DIRECTIVE: Copy each line containing the word "Total" from the records that follow, please.

RECORDS FOR PROCESSING:

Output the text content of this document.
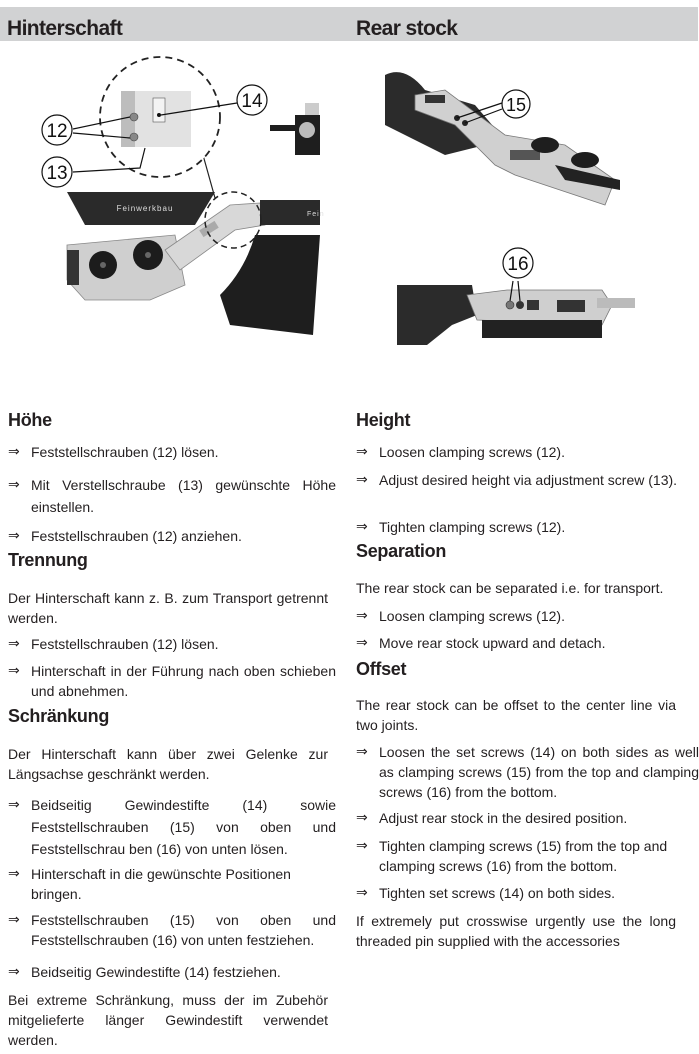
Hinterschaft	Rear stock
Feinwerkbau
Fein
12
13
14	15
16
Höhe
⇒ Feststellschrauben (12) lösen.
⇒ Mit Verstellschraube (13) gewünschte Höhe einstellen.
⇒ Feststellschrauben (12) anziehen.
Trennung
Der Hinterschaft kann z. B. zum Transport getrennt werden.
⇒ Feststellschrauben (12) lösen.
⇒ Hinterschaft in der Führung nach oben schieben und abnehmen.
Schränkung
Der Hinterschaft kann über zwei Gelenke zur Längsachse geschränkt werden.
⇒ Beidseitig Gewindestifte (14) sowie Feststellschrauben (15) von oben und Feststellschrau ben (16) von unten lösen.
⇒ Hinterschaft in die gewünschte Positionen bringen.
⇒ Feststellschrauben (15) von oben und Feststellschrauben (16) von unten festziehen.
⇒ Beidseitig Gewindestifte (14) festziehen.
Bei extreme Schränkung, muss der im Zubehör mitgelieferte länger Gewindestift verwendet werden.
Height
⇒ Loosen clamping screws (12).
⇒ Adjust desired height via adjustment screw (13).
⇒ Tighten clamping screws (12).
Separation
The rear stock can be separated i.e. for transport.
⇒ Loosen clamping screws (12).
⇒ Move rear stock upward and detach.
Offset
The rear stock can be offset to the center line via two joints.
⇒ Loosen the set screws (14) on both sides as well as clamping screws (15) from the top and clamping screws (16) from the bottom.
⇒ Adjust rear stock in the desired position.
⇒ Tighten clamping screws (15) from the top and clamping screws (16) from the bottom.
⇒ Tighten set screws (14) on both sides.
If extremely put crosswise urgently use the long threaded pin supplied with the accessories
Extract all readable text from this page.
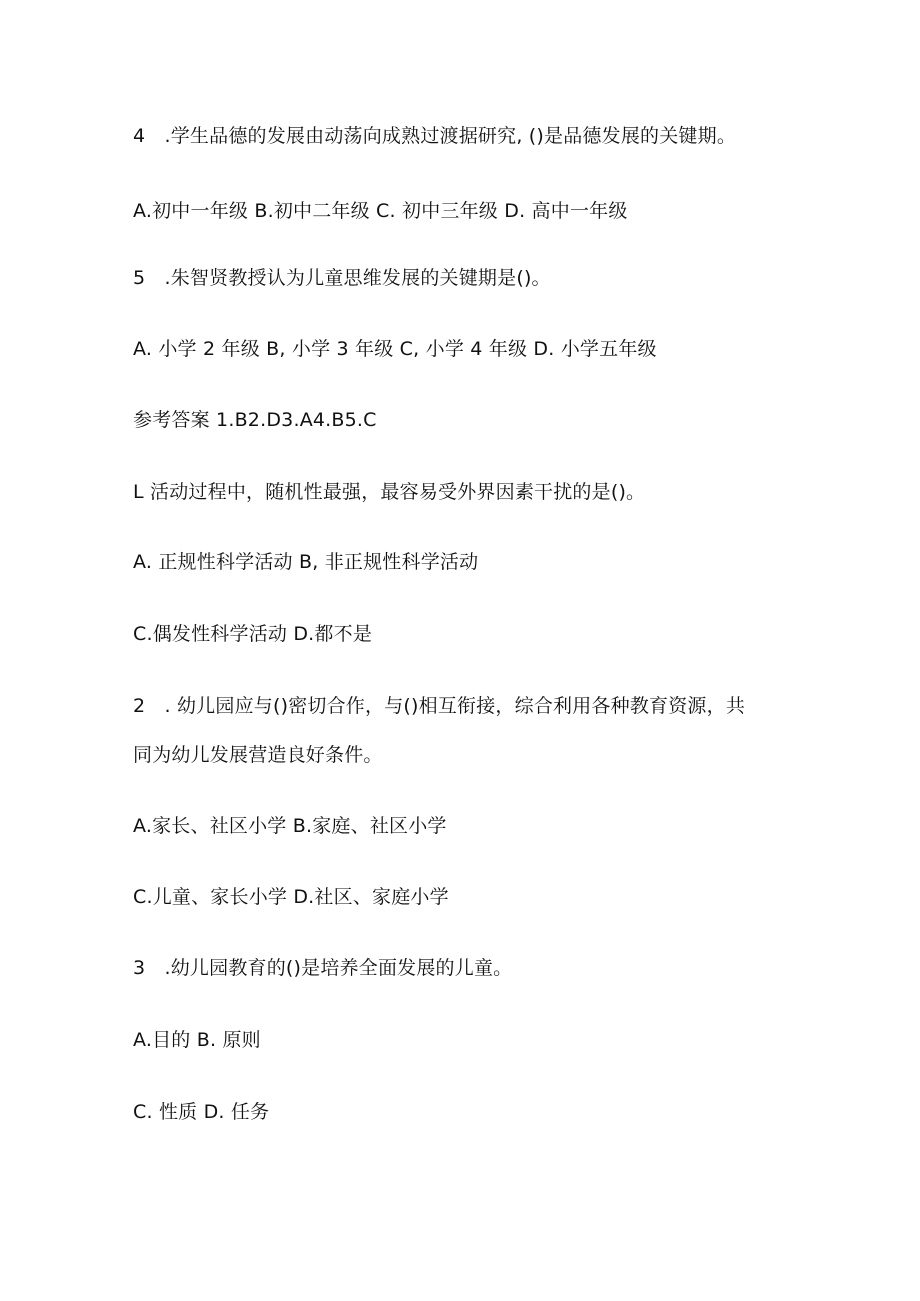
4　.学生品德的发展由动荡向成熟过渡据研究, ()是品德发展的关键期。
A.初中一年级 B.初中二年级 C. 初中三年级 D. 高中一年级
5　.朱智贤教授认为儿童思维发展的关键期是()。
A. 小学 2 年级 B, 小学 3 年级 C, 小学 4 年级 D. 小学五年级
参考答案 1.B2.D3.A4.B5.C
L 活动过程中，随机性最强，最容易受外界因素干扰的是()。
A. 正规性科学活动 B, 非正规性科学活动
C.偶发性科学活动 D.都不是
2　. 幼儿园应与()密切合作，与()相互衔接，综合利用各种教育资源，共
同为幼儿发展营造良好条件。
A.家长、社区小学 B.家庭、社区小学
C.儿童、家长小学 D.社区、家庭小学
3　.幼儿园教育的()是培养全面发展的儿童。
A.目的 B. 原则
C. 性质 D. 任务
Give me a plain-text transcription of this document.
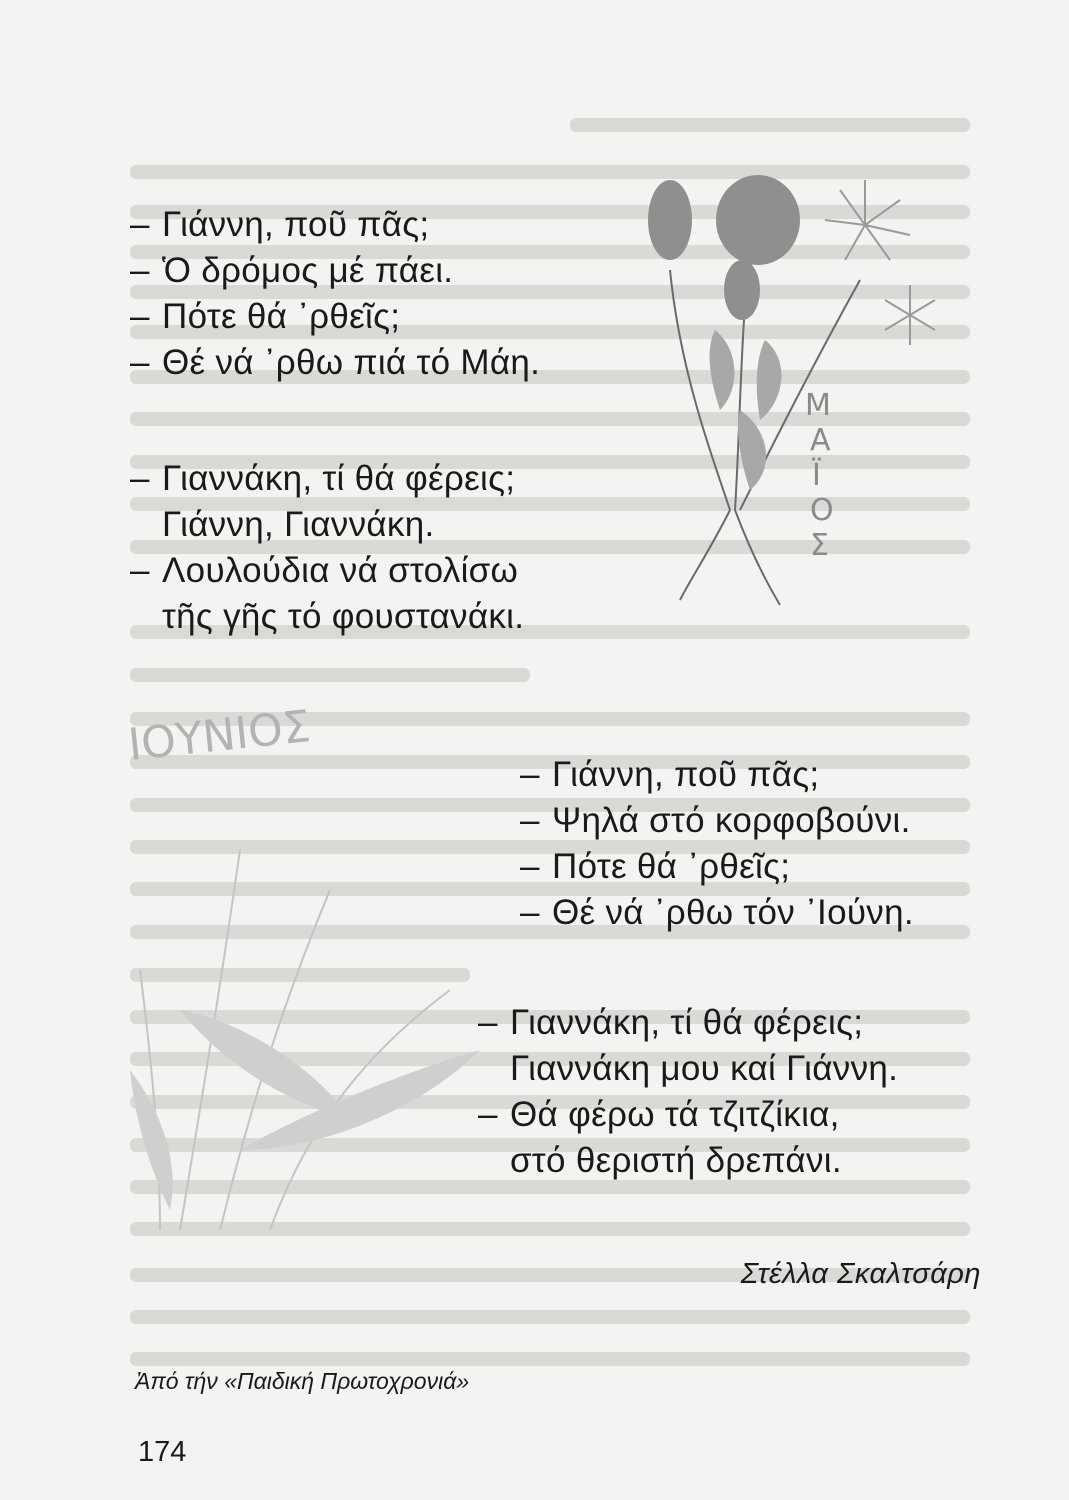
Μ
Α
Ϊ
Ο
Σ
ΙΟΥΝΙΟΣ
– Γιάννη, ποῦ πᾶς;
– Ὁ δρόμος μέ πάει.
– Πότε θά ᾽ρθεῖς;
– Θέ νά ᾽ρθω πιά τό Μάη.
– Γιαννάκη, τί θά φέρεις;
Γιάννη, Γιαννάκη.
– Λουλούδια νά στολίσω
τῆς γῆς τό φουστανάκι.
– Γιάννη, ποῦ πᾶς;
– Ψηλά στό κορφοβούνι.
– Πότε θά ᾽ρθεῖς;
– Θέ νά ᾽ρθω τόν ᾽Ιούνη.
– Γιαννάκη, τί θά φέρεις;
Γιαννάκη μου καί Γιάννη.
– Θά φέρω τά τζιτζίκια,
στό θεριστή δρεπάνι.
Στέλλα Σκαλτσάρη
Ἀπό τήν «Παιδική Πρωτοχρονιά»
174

...

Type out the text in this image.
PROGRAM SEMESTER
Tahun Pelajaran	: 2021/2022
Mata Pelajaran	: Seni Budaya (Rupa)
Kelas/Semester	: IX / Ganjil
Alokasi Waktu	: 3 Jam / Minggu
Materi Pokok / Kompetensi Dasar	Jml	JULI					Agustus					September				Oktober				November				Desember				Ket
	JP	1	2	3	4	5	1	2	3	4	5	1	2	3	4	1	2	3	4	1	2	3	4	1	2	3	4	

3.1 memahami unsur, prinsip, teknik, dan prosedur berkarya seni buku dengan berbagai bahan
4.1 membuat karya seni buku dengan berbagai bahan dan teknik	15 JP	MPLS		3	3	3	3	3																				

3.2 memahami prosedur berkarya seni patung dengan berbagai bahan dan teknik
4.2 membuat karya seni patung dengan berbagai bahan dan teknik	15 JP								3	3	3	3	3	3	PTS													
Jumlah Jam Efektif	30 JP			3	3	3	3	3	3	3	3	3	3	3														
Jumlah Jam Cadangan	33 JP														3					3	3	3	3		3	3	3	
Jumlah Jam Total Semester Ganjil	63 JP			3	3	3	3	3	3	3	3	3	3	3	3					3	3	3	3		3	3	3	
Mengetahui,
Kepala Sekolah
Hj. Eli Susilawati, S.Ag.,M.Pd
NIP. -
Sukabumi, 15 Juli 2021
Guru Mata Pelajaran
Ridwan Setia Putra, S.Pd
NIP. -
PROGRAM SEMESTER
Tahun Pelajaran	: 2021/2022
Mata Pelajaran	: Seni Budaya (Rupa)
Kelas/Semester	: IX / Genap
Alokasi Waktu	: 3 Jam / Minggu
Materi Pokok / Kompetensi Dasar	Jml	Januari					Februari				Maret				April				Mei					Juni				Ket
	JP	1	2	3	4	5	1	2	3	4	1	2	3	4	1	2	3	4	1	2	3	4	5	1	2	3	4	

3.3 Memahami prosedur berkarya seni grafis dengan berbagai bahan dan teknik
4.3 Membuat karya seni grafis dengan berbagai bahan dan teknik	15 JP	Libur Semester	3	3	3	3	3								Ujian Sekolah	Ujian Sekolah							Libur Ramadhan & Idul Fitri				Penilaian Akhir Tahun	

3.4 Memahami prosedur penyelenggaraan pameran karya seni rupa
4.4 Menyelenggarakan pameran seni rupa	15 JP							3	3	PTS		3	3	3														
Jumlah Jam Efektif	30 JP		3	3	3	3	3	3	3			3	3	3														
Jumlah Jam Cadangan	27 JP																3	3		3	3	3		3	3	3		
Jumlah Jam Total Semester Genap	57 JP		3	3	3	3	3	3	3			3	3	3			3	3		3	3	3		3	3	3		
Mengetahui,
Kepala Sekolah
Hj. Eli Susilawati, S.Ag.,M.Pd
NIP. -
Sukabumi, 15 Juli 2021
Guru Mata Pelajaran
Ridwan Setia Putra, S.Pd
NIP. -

---

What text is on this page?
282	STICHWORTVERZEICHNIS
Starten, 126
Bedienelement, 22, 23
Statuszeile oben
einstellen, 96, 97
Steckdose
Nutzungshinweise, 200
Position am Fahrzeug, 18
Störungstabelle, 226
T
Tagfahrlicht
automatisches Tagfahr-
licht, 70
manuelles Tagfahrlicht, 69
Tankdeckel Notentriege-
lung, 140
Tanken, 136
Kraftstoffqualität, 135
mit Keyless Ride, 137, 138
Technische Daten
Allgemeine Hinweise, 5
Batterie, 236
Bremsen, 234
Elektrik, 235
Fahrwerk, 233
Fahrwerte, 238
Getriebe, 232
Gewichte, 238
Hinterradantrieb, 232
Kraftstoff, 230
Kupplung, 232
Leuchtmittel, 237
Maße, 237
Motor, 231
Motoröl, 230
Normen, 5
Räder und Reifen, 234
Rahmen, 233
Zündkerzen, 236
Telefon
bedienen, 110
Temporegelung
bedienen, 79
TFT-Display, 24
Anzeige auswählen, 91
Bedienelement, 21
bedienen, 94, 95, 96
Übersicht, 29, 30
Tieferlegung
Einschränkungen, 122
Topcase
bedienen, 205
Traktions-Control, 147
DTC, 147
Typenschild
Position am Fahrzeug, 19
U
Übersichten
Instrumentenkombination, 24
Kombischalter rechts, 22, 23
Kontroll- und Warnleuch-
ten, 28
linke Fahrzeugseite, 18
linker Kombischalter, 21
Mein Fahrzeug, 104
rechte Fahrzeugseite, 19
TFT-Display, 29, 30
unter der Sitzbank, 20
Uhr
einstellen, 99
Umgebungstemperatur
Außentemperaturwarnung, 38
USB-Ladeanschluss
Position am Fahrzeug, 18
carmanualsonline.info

TASK OUTPUT:
Jumlah Jam Total Semester Ganjil	63 JP			3	3	3	3	3	3	3	3	3	3	3	3					3	3	3	3		3	3	3	
Jumlah Jam Total Semester Genap	57 JP		3	3	3	3	3	3	3			3	3	3			3	3		3	3	3		3	3	3		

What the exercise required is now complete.